▶ **YOUR OBJECTIVE**
Retype the whole listing verbatim and keep the pictures out of it.

═══ RECORD LIST ═══

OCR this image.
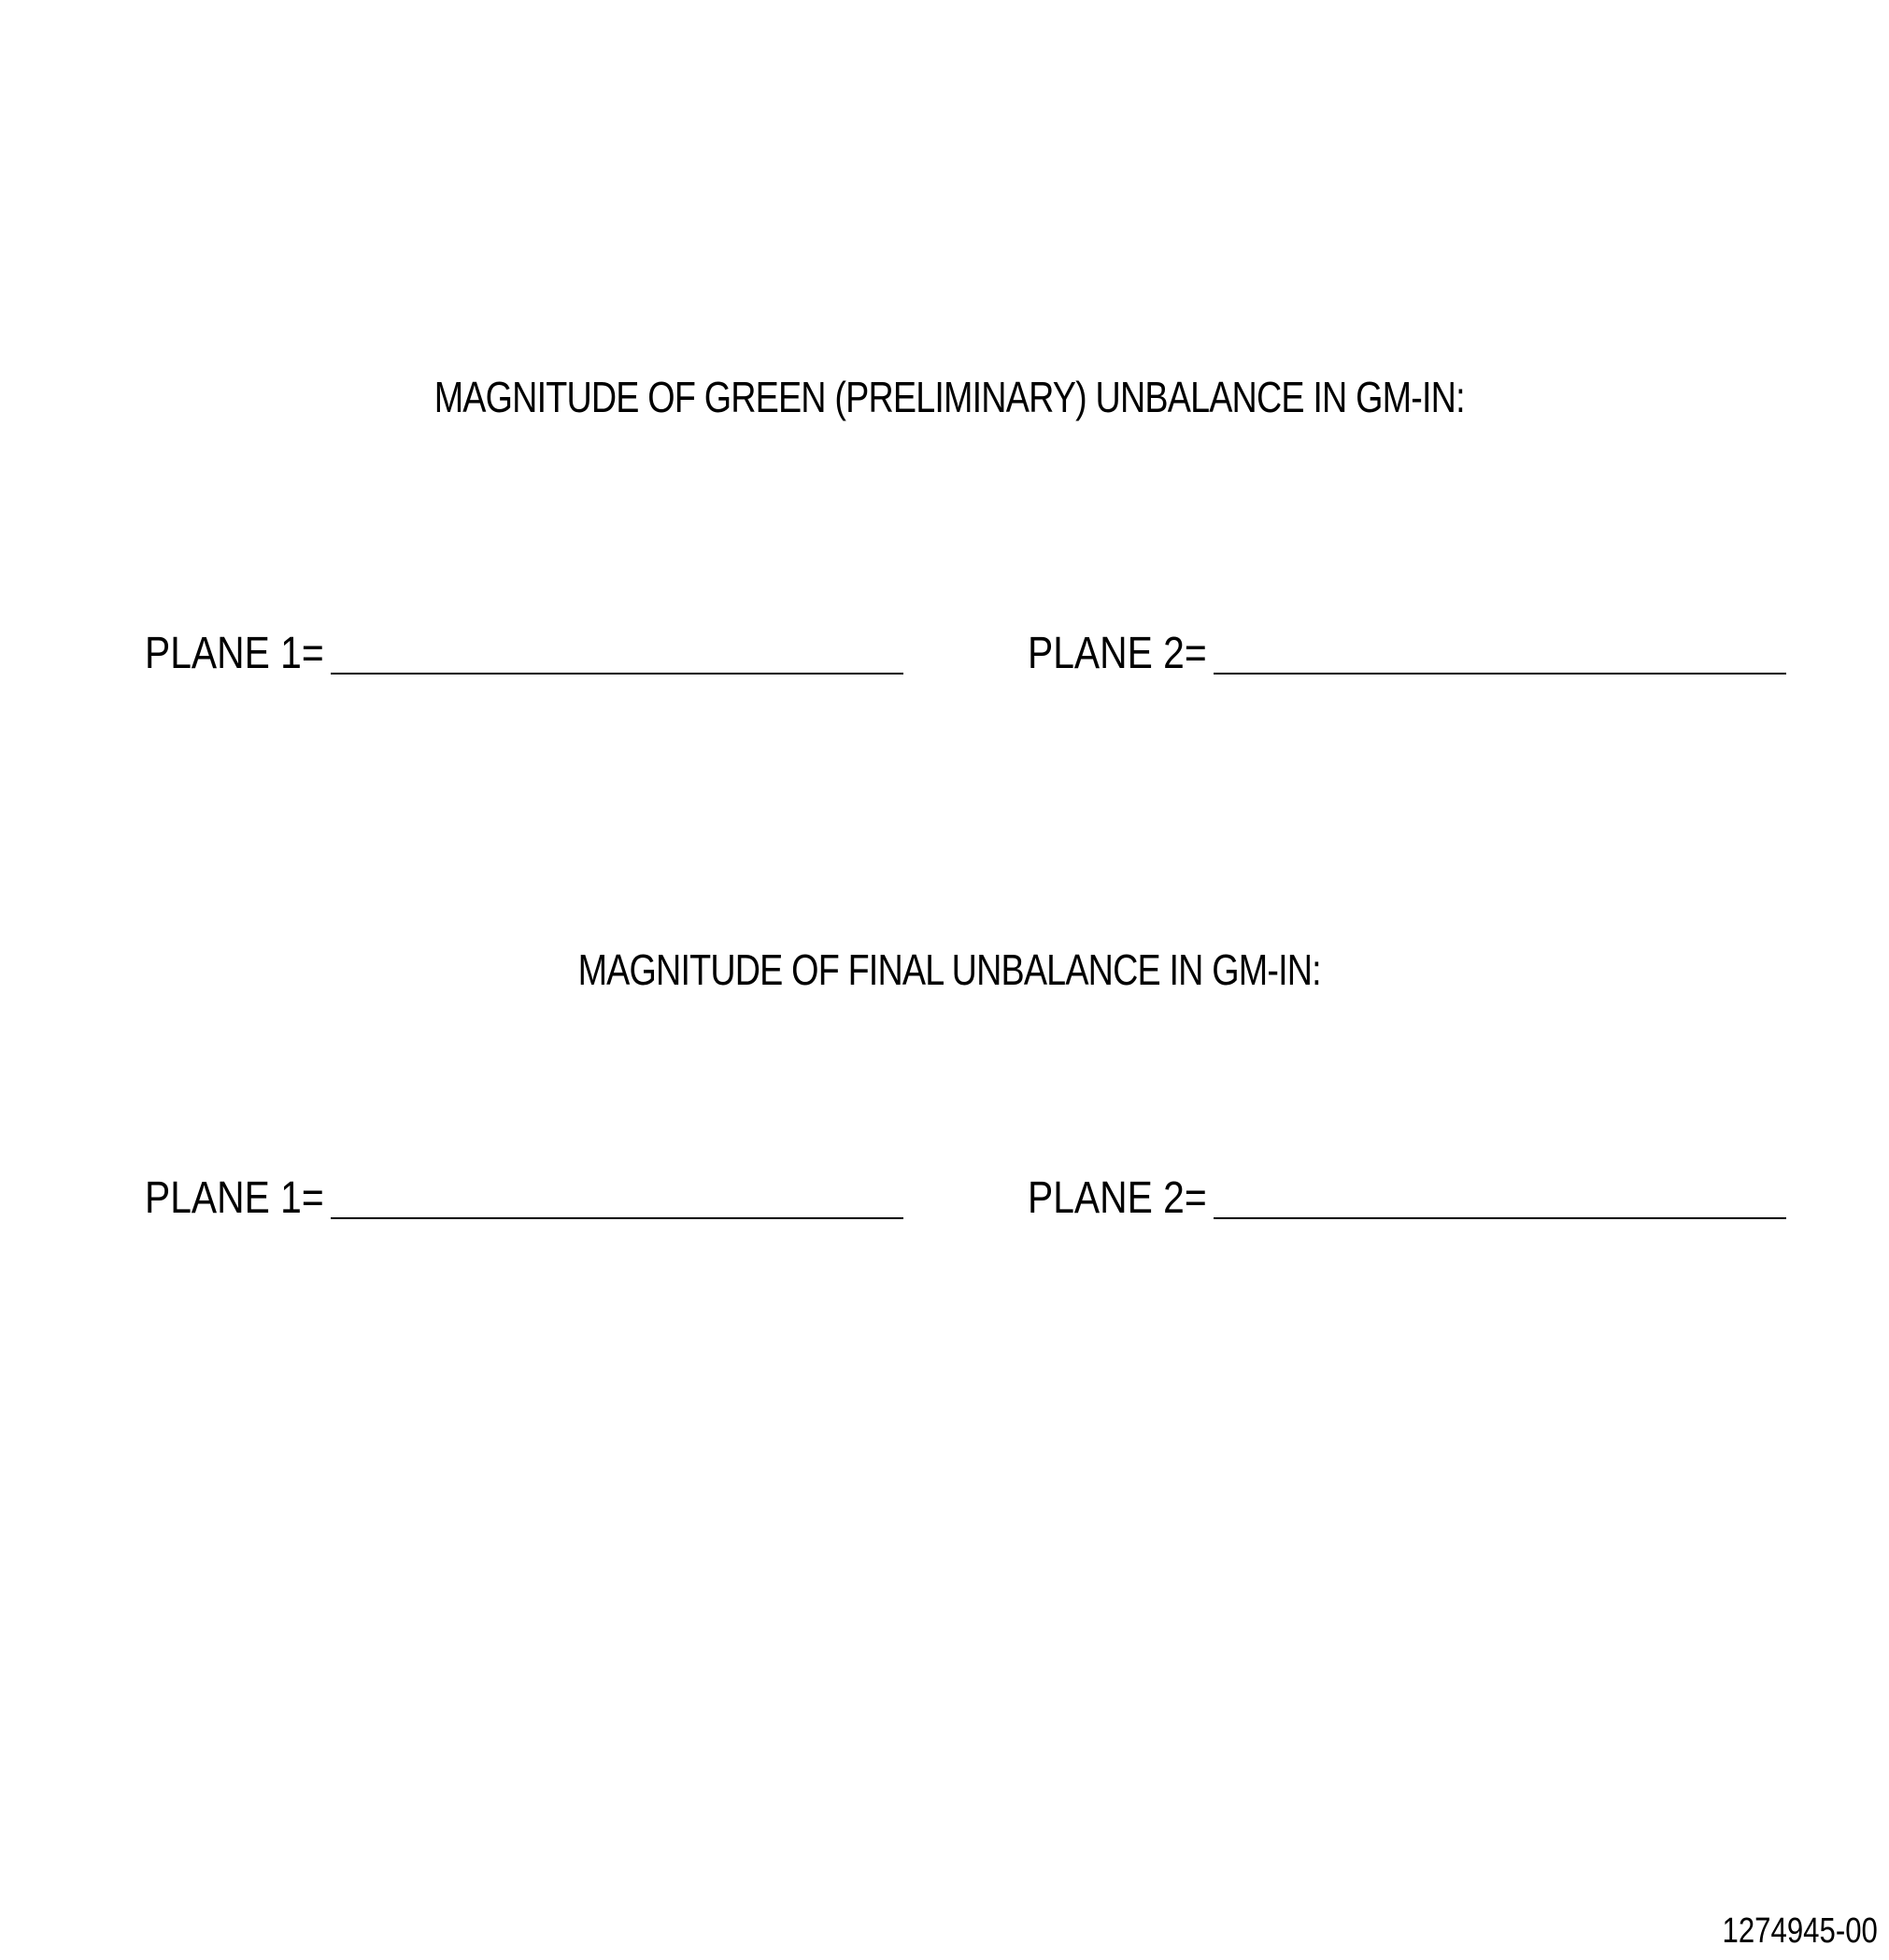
MAGNITUDE OF GREEN (PRELIMINARY) UNBALANCE IN GM-IN:
PLANE 1=	PLANE 2=
MAGNITUDE OF FINAL UNBALANCE IN GM-IN:
PLANE 1=	PLANE 2=
1274945-00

═══

▶ **ANSWER TO THIS PROBLEM**
OCR this image.
MAGNITUDE OF GREEN (PRELIMINARY) UNBALANCE IN GM-IN:
PLANE 1=	PLANE 2=
MAGNITUDE OF FINAL UNBALANCE IN GM-IN:
PLANE 1=	PLANE 2=
1274945-00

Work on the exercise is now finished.